___ GIVEN TEXT ___
The IP address 66.194.234.66 visited me today. It was not a unique visit and did not arouse any suspicion, but when my automated lookup script ran its IP lookup it returned the error message “;; Warning: Message parser reports malformed message packet.”, along with 54 host names. Very odd.
66.194.234.66 [24/Jan/2017:14:03:53 GET /something.jpg HTTP/1.1 200 177820 https://www.google.com/ Mozilla/5.0 (iPad; CPU OS 10_0_2 like Mac OS X) AppleWebKit/602.1.50 (KHTML, like Gecko) Version/10.0 Mobile/14A456 Safari/602.1
Apache, the server and not the Indian tribe, is a fickle mistress. She is more than a little unpredictable, or at least it feels this way on Site5. While I realize that Apache is a web server, a computer who should be very logical, often times I notice very odd behaviour. Maybe it is the server setup, caching, or even traffic volume, I do not know. I do know that if you have some error in your htaccess file, the Apache server will then display a combination of ip addresses and host names. Once you fix the error, which no one can point out and there is no error message to go by, you will be back to only ip addresses.
___ GIVEN RECORDS ___
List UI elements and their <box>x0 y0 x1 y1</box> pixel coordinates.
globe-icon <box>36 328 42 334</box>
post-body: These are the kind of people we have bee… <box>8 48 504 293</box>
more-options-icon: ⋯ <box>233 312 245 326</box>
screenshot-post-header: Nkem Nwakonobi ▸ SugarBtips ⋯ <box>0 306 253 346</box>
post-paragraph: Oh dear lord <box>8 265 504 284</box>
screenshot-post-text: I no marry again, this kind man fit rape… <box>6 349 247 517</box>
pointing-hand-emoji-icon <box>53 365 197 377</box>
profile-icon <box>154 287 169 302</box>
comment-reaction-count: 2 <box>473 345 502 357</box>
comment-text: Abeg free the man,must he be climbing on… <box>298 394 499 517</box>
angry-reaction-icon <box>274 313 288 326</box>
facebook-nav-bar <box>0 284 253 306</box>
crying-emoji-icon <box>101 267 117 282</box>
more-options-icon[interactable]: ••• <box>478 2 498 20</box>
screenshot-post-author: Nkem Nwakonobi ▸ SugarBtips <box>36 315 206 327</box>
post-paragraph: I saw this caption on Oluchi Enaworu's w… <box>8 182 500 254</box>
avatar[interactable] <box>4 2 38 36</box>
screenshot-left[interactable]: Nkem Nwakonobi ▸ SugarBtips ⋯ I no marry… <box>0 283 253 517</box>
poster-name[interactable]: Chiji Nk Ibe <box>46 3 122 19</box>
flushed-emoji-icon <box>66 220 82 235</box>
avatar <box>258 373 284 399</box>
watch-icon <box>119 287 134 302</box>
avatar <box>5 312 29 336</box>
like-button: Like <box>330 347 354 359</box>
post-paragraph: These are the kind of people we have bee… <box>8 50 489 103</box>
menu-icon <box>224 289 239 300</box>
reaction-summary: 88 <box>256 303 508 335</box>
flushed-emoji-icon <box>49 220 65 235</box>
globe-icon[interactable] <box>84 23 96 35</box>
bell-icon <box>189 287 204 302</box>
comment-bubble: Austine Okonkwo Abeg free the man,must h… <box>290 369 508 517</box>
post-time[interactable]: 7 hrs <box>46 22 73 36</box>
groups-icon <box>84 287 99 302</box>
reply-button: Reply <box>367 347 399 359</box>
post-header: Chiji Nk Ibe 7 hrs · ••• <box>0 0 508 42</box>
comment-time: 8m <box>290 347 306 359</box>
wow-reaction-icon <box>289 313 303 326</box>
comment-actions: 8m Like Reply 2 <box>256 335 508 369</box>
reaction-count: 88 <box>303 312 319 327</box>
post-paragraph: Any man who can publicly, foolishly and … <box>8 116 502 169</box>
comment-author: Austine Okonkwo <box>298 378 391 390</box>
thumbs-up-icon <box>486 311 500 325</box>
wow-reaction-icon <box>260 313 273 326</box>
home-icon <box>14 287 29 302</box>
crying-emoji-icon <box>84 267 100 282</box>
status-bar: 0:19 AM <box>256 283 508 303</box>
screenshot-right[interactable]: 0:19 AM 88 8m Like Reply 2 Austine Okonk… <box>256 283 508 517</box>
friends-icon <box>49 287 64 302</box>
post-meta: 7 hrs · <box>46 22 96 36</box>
___
EXERCISE REQUIREMENTS:
[1] Answer these questions from the IP lookup post:
(a) What error message did the automated lookup script return?
(b) How many host names came back with that error?
(c) According to the post, what does the Apache server display when the htaccess file contains an error?
[2] Please carry on the IP lookup post from its final sentence.
The records are separate material from the IP lookup post.

YOUR WRITTEN ANSWERS:
[1]
(a) “;; Warning: Message parser reports malformed message packet.”
(b) 54
(c) A combination of IP addresses and host names

[2]
Does your raw access log display a host name of “0”, or zero? Very odd, is it not? I have been struggling with this for a couple of months, and my ISP Site5 had no answers. It turns out that one of my spammers, NFORCE_ENTERTAINMENT, puts an unprintable character into their host table, so that when my ISP looks them up, they display the unprintable character in my log as “0”.
Trying to control your site’s spam can be challenging. If you try to ban an IP that is simply 0, or a host name of “0” you will fail, because there is no zero in their host name, but an unprintable character. Ban these guys instead.